** Start Provided records **

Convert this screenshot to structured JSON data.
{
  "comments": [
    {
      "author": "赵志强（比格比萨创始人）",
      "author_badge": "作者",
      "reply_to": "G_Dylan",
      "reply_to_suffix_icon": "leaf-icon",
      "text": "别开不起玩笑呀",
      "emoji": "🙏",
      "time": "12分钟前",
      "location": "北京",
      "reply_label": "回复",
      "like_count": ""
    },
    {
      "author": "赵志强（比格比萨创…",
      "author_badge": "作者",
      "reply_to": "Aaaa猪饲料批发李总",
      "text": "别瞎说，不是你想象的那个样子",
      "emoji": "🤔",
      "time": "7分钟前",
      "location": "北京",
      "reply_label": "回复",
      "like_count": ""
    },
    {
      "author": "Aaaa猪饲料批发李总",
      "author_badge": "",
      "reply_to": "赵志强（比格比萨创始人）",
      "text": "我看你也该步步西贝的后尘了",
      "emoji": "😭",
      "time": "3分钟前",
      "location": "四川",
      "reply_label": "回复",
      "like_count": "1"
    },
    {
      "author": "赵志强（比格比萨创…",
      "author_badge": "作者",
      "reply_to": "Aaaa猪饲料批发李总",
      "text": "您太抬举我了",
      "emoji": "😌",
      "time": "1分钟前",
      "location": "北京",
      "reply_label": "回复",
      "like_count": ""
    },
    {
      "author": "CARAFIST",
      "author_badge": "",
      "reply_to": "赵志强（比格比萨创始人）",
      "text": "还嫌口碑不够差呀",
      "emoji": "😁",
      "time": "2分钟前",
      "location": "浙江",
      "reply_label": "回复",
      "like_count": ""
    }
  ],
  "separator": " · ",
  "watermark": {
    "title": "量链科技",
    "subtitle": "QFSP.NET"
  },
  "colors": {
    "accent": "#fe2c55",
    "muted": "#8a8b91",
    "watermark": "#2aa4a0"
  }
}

** End Provided records **

Copy all lines from the material that hold "time".

      "time": "12分钟前",
      "time": "7分钟前",
      "time": "3分钟前",
      "time": "1分钟前",
      "time": "2分钟前",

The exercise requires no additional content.